# Direction:
Work out how many lines hold the string "this". The answer is a single number, nothing more.

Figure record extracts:
[start]
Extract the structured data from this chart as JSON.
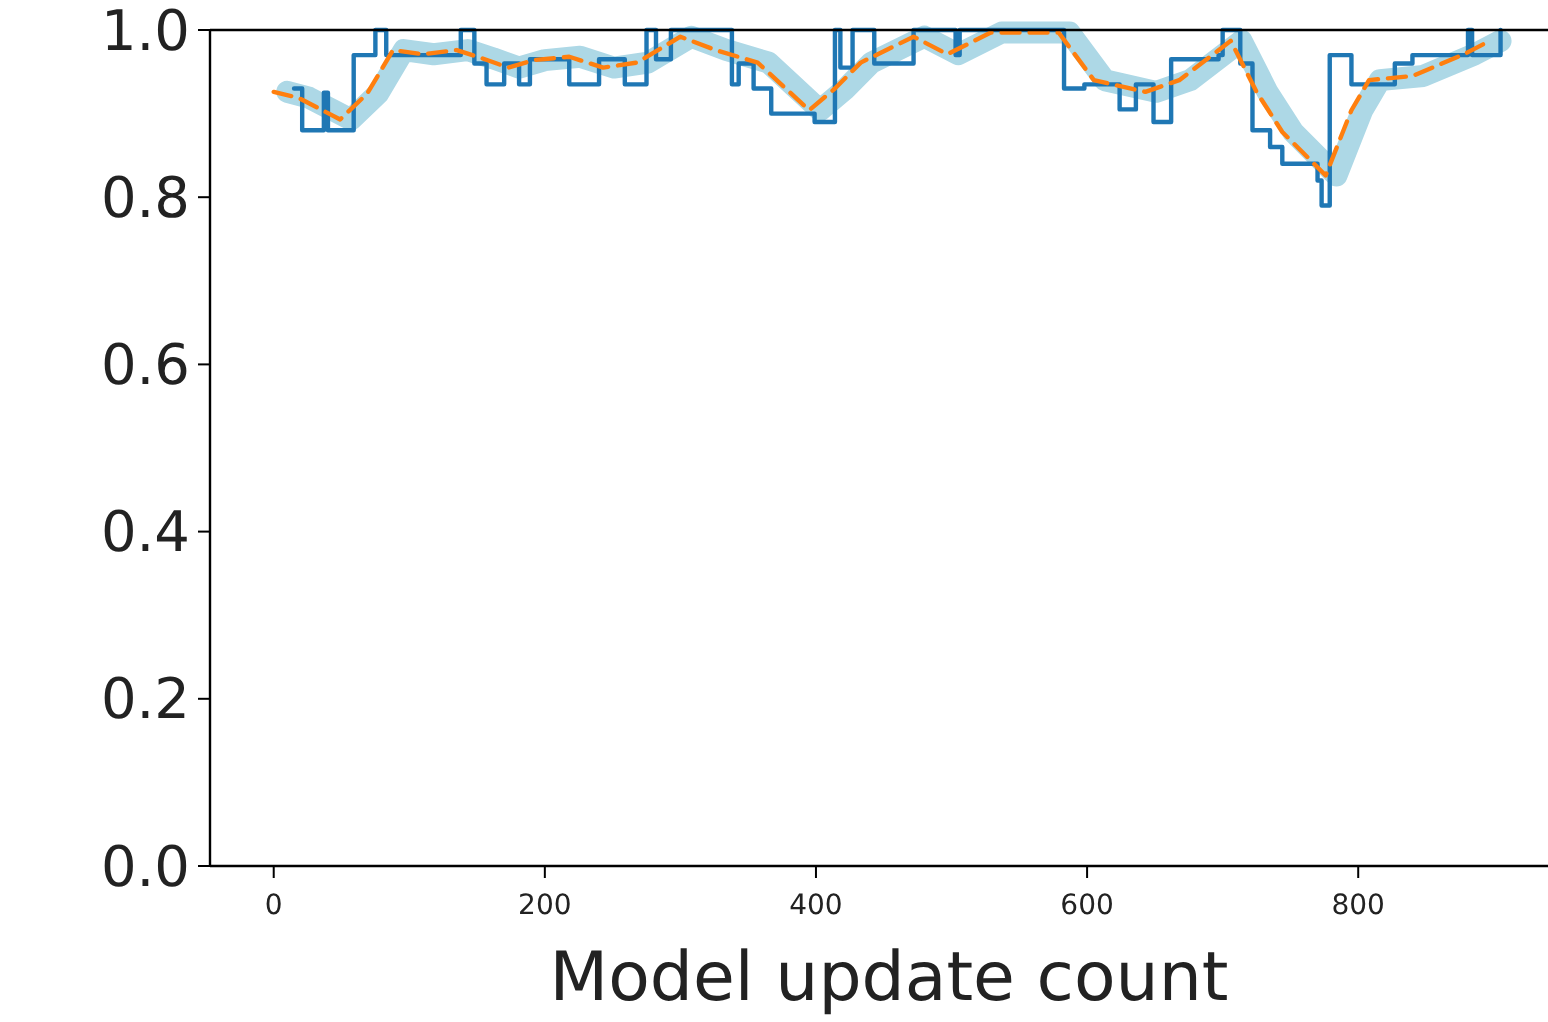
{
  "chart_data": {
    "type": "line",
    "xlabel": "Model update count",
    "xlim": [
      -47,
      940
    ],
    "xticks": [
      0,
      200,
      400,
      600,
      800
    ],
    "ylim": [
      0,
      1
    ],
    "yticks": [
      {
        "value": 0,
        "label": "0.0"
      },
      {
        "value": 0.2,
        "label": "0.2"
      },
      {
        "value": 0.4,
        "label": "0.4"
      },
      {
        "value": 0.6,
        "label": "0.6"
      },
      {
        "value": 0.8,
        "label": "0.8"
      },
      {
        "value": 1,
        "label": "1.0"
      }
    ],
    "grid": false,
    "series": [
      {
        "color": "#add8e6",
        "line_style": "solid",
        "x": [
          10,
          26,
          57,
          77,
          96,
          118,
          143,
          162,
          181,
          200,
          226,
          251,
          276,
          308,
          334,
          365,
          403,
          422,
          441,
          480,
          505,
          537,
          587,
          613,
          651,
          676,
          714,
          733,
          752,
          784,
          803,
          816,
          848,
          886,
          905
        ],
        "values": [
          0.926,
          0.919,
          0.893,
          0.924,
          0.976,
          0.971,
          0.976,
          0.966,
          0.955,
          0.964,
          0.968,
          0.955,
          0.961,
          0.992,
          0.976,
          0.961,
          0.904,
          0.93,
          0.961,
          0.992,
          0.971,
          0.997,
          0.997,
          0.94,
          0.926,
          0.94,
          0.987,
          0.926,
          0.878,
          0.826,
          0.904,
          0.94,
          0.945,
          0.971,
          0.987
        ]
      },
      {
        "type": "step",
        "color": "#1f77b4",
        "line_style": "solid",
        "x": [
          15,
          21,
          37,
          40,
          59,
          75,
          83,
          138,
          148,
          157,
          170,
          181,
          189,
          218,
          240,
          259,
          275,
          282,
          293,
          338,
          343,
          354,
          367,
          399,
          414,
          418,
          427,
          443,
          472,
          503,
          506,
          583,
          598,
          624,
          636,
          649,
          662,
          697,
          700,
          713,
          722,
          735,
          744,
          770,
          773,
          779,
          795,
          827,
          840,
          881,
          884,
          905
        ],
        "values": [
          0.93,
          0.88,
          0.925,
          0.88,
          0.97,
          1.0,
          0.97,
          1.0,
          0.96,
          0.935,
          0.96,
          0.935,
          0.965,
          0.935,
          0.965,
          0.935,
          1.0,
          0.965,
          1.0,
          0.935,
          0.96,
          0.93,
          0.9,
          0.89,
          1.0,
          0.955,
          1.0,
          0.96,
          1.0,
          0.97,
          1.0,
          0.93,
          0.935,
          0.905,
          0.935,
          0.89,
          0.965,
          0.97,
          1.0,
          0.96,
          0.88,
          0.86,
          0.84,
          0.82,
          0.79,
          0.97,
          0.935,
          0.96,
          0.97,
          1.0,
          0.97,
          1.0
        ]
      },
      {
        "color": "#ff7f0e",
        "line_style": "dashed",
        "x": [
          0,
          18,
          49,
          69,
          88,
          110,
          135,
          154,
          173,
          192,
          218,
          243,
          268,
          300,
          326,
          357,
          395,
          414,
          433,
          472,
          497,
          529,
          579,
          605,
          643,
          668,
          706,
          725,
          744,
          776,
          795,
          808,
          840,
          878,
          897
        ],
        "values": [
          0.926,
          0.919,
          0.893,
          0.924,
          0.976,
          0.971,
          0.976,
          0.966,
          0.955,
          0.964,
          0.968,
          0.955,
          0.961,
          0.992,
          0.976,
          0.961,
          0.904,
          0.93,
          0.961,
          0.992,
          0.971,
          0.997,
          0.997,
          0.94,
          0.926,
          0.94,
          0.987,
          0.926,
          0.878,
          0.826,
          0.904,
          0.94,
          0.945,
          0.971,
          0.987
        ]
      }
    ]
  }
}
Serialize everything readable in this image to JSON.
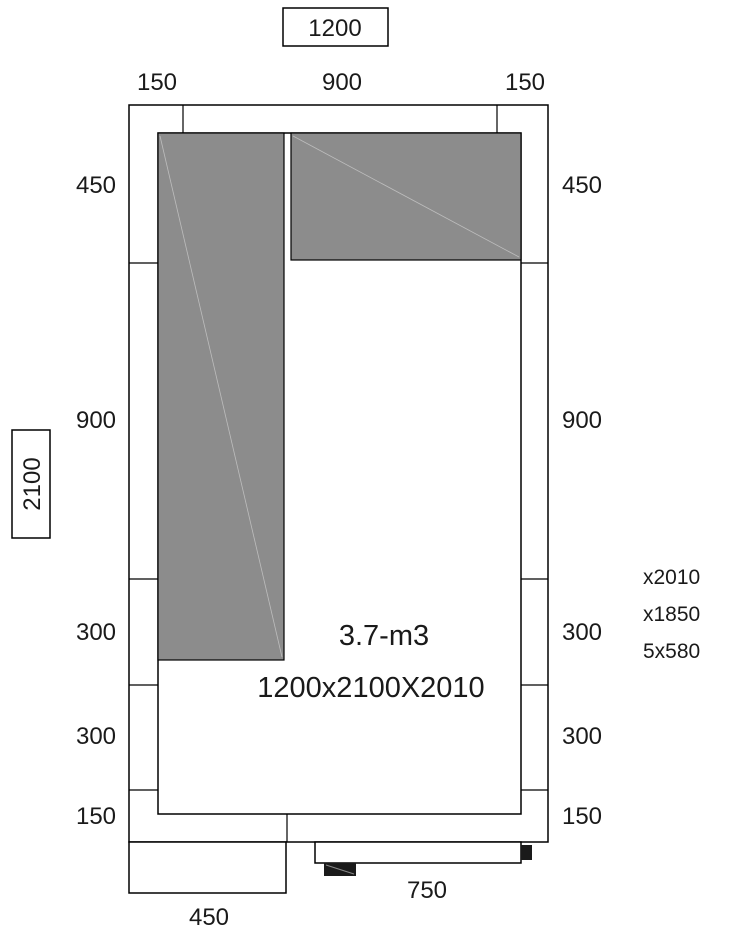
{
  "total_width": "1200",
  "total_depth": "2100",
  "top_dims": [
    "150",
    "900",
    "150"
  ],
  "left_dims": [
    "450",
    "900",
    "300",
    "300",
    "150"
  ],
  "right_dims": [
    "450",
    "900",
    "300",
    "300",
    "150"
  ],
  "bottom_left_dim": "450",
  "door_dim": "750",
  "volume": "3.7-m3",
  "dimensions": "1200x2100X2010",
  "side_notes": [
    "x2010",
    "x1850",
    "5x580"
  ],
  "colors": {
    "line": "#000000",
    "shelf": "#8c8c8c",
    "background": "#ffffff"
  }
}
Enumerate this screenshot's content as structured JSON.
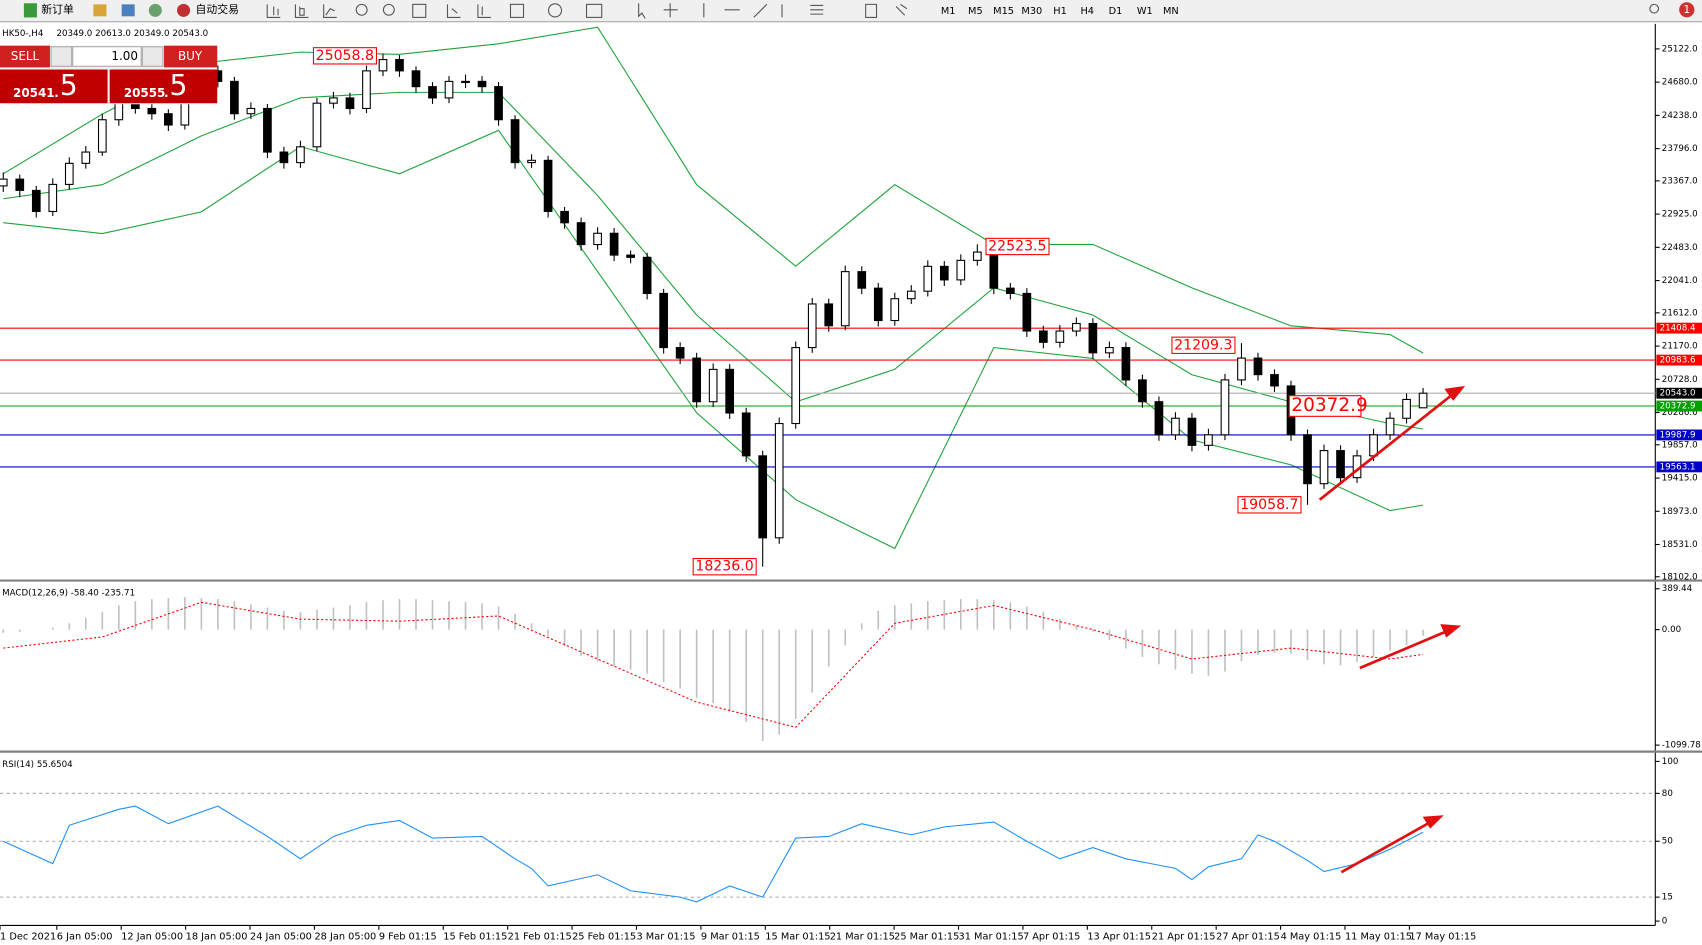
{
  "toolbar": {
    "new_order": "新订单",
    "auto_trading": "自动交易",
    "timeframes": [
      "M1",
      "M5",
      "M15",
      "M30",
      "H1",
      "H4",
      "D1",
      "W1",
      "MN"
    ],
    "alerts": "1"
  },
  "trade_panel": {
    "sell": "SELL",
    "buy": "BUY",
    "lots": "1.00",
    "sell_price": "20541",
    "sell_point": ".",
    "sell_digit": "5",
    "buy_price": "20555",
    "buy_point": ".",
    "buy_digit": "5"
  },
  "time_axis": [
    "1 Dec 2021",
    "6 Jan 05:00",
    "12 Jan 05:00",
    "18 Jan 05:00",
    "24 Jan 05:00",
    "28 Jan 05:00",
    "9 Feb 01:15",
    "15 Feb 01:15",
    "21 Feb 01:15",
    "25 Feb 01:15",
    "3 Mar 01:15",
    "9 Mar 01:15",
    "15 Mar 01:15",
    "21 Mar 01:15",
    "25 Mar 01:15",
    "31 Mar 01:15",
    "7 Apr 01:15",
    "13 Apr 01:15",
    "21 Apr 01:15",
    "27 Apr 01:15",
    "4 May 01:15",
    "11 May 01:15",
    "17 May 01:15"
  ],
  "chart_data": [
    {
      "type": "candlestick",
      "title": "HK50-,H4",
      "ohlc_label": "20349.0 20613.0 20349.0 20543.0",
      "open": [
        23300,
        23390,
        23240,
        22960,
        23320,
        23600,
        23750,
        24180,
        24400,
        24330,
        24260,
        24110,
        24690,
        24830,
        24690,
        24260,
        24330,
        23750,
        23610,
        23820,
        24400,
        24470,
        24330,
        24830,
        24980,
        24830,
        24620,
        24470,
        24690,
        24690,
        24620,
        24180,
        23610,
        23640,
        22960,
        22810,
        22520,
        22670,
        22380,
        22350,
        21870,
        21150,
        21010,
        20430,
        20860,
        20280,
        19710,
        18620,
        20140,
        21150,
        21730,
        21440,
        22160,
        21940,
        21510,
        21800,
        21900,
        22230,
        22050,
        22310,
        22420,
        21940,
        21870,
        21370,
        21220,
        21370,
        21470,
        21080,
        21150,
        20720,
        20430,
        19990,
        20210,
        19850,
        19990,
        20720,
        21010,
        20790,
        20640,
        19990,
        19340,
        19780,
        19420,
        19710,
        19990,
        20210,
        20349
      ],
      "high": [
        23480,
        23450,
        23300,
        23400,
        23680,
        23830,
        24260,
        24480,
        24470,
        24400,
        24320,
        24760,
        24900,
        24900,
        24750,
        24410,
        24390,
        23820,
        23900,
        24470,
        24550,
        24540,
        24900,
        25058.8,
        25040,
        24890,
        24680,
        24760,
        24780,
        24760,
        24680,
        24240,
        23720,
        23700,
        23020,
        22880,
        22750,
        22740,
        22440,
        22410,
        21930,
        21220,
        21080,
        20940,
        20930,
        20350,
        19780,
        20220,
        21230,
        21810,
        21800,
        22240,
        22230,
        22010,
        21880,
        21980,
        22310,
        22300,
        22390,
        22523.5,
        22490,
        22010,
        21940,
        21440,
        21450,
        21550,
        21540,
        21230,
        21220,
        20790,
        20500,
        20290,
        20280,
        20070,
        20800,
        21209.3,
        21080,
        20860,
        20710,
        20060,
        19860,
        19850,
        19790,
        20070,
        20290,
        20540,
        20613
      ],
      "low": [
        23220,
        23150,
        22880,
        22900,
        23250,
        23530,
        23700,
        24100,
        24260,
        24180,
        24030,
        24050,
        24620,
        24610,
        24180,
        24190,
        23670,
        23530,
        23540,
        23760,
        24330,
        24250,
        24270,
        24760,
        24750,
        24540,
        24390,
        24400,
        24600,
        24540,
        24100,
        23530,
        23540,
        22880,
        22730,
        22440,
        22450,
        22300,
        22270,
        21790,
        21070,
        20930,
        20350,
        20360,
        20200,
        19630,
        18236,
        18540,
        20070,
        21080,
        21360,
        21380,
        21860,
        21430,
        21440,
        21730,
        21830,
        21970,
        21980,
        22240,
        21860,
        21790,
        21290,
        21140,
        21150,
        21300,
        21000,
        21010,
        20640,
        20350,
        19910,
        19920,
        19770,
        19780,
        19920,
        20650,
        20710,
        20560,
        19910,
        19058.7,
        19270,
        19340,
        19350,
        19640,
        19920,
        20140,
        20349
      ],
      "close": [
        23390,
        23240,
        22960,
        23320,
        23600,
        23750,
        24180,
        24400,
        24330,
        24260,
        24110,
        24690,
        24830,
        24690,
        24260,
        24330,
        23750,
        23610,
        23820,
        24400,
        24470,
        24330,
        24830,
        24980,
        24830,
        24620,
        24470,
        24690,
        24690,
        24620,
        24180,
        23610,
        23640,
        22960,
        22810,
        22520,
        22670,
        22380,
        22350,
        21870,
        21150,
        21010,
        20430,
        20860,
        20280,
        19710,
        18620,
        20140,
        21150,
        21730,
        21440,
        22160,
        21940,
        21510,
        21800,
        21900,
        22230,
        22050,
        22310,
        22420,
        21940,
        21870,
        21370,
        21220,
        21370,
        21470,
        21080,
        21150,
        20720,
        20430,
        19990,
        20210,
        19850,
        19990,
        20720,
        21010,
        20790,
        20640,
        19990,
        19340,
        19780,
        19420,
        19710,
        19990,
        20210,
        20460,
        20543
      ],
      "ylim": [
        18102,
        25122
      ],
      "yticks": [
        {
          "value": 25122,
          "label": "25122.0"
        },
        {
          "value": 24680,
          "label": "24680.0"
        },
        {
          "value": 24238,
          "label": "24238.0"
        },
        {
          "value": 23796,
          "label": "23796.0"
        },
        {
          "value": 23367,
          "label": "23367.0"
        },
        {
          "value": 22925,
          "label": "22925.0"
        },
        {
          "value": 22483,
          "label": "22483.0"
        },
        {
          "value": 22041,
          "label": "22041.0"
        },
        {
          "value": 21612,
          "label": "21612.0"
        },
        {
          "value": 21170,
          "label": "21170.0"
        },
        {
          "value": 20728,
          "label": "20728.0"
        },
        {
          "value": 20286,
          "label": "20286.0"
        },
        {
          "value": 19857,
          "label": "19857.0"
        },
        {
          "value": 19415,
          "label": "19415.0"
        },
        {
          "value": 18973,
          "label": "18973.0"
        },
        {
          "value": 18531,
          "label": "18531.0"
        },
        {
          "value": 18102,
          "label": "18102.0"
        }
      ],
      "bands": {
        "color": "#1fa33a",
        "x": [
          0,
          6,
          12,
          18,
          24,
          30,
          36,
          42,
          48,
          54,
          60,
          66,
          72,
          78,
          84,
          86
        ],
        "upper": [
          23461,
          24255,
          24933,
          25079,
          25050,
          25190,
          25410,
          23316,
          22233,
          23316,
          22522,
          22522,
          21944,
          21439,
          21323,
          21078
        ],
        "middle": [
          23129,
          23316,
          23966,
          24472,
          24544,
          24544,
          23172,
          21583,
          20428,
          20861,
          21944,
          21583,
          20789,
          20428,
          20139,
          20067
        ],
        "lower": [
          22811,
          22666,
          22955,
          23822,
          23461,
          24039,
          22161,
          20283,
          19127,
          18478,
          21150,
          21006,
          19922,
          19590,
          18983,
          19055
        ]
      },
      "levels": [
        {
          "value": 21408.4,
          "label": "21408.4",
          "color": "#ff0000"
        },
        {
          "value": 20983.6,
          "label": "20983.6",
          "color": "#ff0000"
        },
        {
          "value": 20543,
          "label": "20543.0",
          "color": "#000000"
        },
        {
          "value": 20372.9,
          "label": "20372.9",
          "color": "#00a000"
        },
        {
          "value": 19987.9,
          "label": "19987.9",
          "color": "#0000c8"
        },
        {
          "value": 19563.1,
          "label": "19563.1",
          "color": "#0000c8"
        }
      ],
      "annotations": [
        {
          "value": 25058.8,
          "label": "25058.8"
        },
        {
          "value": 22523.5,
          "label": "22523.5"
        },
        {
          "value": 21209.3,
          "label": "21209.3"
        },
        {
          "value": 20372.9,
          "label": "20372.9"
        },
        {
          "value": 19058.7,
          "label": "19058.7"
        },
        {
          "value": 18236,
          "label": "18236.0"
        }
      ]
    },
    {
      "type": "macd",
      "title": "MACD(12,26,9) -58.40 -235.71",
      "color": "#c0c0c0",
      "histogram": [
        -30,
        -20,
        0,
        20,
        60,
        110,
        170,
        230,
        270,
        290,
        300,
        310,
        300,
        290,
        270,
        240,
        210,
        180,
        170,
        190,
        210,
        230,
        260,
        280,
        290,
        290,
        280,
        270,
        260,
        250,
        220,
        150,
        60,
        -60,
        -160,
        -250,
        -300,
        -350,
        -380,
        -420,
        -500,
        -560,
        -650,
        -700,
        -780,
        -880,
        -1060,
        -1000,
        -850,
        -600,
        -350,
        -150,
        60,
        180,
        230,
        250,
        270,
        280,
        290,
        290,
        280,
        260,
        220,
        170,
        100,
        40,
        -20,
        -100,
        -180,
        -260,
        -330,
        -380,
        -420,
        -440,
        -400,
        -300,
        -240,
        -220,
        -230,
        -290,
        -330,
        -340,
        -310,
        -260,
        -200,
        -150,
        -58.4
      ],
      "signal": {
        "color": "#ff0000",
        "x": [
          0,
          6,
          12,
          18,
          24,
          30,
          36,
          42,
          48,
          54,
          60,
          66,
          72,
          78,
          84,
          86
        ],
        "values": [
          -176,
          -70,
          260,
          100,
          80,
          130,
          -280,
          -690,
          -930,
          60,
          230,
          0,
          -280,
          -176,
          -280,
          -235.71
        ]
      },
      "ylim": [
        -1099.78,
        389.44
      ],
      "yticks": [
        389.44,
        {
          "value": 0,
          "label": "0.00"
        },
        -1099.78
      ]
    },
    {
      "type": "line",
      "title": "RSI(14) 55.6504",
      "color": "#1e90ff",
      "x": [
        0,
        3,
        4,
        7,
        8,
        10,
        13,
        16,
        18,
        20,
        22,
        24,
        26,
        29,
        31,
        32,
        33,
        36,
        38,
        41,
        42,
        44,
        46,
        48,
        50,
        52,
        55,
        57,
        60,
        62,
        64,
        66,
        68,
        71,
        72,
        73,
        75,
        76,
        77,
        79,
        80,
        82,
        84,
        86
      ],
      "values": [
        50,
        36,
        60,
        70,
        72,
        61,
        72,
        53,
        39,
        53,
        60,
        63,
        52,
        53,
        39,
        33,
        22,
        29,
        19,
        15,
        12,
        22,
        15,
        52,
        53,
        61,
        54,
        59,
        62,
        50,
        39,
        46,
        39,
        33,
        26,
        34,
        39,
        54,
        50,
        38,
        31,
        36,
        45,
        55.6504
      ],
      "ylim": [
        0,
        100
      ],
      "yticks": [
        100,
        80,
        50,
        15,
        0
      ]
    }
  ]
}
[end]
# Exercise result:
3